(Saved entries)
----------------------------------------

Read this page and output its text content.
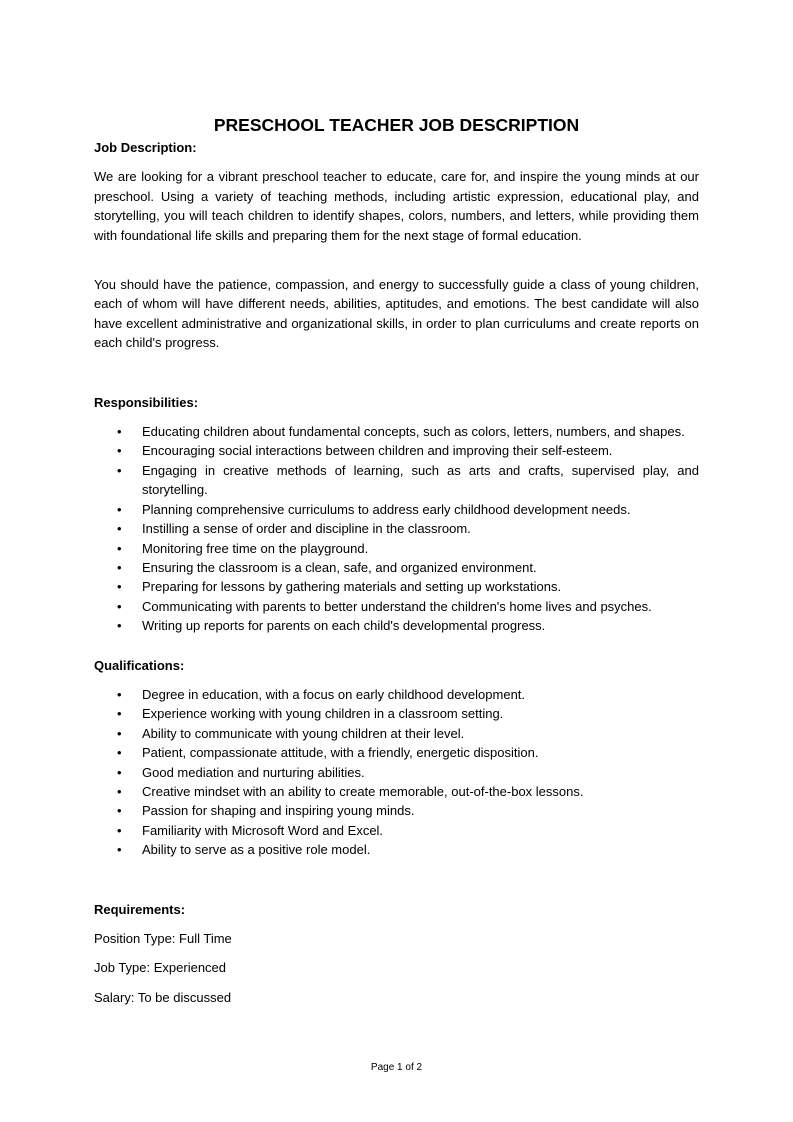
PRESCHOOL TEACHER JOB DESCRIPTION

Job Description:

We are looking for a vibrant preschool teacher to educate, care for, and inspire the young minds at our preschool. Using a variety of teaching methods, including artistic expression, educational play, and storytelling, you will teach children to identify shapes, colors, numbers, and letters, while providing them with foundational life skills and preparing them for the next stage of formal education.

You should have the patience, compassion, and energy to successfully guide a class of young children, each of whom will have different needs, abilities, aptitudes, and emotions. The best candidate will also have excellent administrative and organizational skills, in order to plan curriculums and create reports on each child's progress.

Responsibilities:

• Educating children about fundamental concepts, such as colors, letters, numbers, and shapes.
• Encouraging social interactions between children and improving their self-esteem.
• Engaging in creative methods of learning, such as arts and crafts, supervised play, and storytelling.
• Planning comprehensive curriculums to address early childhood development needs.
• Instilling a sense of order and discipline in the classroom.
• Monitoring free time on the playground.
• Ensuring the classroom is a clean, safe, and organized environment.
• Preparing for lessons by gathering materials and setting up workstations.
• Communicating with parents to better understand the children's home lives and psyches.
• Writing up reports for parents on each child's developmental progress.

Qualifications:

• Degree in education, with a focus on early childhood development.
• Experience working with young children in a classroom setting.
• Ability to communicate with young children at their level.
• Patient, compassionate attitude, with a friendly, energetic disposition.
• Good mediation and nurturing abilities.
• Creative mindset with an ability to create memorable, out-of-the-box lessons.
• Passion for shaping and inspiring young minds.
• Familiarity with Microsoft Word and Excel.
• Ability to serve as a positive role model.

Requirements:

Position Type: Full Time

Job Type: Experienced

Salary: To be discussed

Page 1 of 2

----------------------------------------

Problem — Strip out the images, then output the records above word for word.

Output for this task —
Read this page and output its text content.
PRESCHOOL TEACHER JOB DESCRIPTION

Job Description:

We are looking for a vibrant preschool teacher to educate, care for, and inspire the young minds at our preschool. Using a variety of teaching methods, including artistic expression, educational play, and storytelling, you will teach children to identify shapes, colors, numbers, and letters, while providing them with foundational life skills and preparing them for the next stage of formal education.

You should have the patience, compassion, and energy to successfully guide a class of young children, each of whom will have different needs, abilities, aptitudes, and emotions. The best candidate will also have excellent administrative and organizational skills, in order to plan curriculums and create reports on each child's progress.

Responsibilities:

• Educating children about fundamental concepts, such as colors, letters, numbers, and shapes.
• Encouraging social interactions between children and improving their self-esteem.
• Engaging in creative methods of learning, such as arts and crafts, supervised play, and storytelling.
• Planning comprehensive curriculums to address early childhood development needs.
• Instilling a sense of order and discipline in the classroom.
• Monitoring free time on the playground.
• Ensuring the classroom is a clean, safe, and organized environment.
• Preparing for lessons by gathering materials and setting up workstations.
• Communicating with parents to better understand the children's home lives and psyches.
• Writing up reports for parents on each child's developmental progress.

Qualifications:

• Degree in education, with a focus on early childhood development.
• Experience working with young children in a classroom setting.
• Ability to communicate with young children at their level.
• Patient, compassionate attitude, with a friendly, energetic disposition.
• Good mediation and nurturing abilities.
• Creative mindset with an ability to create memorable, out-of-the-box lessons.
• Passion for shaping and inspiring young minds.
• Familiarity with Microsoft Word and Excel.
• Ability to serve as a positive role model.

Requirements:

Position Type: Full Time

Job Type: Experienced

Salary: To be discussed

Page 1 of 2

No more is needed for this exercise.